WORK TO BE COMPLETED.
Identify the lines holding "Remove" and copy them.

PROVIDED INFORMATION.

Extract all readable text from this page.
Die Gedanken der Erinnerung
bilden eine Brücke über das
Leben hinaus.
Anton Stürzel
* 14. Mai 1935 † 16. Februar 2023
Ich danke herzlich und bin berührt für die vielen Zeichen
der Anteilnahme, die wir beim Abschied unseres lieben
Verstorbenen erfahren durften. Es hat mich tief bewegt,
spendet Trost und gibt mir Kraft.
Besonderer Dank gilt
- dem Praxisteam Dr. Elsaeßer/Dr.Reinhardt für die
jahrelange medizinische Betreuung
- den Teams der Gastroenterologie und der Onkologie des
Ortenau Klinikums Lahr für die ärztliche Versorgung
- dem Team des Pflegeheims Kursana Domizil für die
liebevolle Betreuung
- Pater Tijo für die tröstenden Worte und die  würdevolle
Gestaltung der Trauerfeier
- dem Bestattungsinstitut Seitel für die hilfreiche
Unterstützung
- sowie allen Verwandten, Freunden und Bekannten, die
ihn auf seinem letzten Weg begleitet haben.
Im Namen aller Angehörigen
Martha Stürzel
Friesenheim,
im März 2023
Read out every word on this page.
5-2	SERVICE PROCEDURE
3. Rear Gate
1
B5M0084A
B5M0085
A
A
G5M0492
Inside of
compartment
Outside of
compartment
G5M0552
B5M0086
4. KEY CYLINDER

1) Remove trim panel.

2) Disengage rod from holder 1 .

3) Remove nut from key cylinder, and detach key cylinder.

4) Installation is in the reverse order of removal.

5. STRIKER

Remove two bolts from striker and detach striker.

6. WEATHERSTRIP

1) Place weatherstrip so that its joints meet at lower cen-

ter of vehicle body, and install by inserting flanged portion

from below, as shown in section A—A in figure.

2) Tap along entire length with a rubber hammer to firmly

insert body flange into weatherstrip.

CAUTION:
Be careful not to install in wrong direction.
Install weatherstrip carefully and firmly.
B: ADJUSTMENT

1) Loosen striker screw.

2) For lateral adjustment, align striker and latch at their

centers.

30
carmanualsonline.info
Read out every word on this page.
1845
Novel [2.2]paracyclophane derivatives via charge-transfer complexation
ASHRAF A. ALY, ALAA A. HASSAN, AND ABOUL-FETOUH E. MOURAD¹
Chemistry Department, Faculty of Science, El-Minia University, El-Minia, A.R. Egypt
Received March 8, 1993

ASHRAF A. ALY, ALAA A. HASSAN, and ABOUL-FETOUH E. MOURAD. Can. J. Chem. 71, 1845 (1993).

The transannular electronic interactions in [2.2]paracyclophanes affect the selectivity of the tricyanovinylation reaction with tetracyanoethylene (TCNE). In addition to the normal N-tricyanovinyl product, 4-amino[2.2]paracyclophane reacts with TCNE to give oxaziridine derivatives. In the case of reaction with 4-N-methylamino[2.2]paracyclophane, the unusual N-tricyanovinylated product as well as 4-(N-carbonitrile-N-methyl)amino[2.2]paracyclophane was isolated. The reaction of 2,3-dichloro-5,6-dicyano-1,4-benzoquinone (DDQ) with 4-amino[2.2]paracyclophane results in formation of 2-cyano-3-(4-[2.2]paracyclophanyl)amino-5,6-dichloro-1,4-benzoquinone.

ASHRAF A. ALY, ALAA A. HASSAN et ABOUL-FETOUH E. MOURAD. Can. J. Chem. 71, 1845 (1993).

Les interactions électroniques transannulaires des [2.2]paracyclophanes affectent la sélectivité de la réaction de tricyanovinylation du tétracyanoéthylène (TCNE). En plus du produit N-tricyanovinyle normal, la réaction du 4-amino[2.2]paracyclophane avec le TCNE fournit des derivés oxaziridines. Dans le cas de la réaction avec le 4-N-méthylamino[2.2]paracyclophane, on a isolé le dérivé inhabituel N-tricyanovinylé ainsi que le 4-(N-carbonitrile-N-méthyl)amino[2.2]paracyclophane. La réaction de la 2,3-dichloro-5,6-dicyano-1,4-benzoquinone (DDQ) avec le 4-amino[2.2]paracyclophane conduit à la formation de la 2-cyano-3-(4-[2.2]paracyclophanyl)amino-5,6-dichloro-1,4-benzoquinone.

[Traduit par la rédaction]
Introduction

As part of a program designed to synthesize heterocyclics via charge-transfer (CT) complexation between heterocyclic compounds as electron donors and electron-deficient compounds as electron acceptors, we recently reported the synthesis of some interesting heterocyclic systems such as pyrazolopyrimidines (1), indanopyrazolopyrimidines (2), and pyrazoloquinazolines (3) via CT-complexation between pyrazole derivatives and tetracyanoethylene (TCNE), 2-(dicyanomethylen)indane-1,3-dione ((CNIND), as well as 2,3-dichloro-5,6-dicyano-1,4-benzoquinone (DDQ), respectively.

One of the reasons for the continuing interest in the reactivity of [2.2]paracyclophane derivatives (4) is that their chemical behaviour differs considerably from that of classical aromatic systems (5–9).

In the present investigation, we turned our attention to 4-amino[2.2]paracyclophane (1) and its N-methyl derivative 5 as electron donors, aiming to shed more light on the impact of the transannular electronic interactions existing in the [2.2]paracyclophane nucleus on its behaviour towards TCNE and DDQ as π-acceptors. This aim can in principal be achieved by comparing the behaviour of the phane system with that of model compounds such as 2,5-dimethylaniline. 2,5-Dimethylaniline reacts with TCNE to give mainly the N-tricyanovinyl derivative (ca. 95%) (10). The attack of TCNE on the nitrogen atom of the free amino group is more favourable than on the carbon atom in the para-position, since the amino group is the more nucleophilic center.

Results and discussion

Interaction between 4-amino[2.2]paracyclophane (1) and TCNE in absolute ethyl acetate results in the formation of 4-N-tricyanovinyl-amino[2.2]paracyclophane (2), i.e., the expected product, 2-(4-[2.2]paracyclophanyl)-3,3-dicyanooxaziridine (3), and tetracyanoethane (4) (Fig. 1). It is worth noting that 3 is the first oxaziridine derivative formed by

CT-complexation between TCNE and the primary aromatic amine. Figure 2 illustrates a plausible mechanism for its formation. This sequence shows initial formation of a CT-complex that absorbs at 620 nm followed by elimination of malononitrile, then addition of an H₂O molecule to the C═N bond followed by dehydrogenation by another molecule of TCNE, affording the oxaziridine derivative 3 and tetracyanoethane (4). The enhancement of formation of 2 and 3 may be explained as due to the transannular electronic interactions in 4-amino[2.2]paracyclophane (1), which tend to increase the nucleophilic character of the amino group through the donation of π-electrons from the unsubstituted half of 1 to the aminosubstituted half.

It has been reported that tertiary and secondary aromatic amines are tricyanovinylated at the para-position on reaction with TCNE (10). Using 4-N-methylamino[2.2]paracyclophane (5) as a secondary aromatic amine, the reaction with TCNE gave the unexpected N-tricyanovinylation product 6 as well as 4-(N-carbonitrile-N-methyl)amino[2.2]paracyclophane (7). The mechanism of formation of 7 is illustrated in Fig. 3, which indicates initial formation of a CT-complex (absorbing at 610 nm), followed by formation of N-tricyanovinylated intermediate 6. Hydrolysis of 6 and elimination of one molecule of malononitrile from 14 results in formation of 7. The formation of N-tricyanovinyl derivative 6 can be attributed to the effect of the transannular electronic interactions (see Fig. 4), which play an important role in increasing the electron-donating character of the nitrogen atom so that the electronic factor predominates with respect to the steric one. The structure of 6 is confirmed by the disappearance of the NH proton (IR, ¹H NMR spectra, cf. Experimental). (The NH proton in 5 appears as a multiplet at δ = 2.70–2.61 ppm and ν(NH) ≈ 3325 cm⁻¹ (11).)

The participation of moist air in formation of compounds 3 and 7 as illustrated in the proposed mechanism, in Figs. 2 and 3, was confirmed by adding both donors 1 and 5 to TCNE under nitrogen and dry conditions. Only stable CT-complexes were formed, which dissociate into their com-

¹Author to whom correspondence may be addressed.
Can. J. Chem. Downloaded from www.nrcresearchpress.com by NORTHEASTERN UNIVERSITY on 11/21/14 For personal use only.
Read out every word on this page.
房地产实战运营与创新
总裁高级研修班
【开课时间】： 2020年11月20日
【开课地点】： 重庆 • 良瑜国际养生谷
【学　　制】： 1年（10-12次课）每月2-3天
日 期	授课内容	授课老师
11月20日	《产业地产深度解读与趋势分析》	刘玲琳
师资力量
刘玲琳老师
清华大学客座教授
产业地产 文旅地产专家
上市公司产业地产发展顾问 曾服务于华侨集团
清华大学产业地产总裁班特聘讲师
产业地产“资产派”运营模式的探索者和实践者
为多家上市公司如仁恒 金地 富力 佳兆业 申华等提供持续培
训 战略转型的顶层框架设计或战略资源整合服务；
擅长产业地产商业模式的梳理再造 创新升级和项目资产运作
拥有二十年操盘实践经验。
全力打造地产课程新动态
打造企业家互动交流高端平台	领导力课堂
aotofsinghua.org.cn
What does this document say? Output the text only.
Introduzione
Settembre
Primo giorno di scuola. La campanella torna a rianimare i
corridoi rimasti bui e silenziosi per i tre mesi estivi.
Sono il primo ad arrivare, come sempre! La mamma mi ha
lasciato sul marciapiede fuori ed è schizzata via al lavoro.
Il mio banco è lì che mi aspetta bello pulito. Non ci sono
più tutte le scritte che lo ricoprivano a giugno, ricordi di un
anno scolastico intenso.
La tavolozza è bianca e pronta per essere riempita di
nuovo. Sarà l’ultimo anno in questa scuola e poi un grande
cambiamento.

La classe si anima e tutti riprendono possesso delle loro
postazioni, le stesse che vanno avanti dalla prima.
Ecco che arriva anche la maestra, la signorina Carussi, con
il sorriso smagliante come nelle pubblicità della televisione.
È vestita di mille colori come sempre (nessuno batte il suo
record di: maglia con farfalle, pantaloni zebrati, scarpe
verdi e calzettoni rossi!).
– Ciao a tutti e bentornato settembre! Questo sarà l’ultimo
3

EXERCISE OUTPUT.
1) Remove trim panel.
3) Remove nut from key cylinder, and detach key cylinder.
Remove two bolts from striker and detach striker.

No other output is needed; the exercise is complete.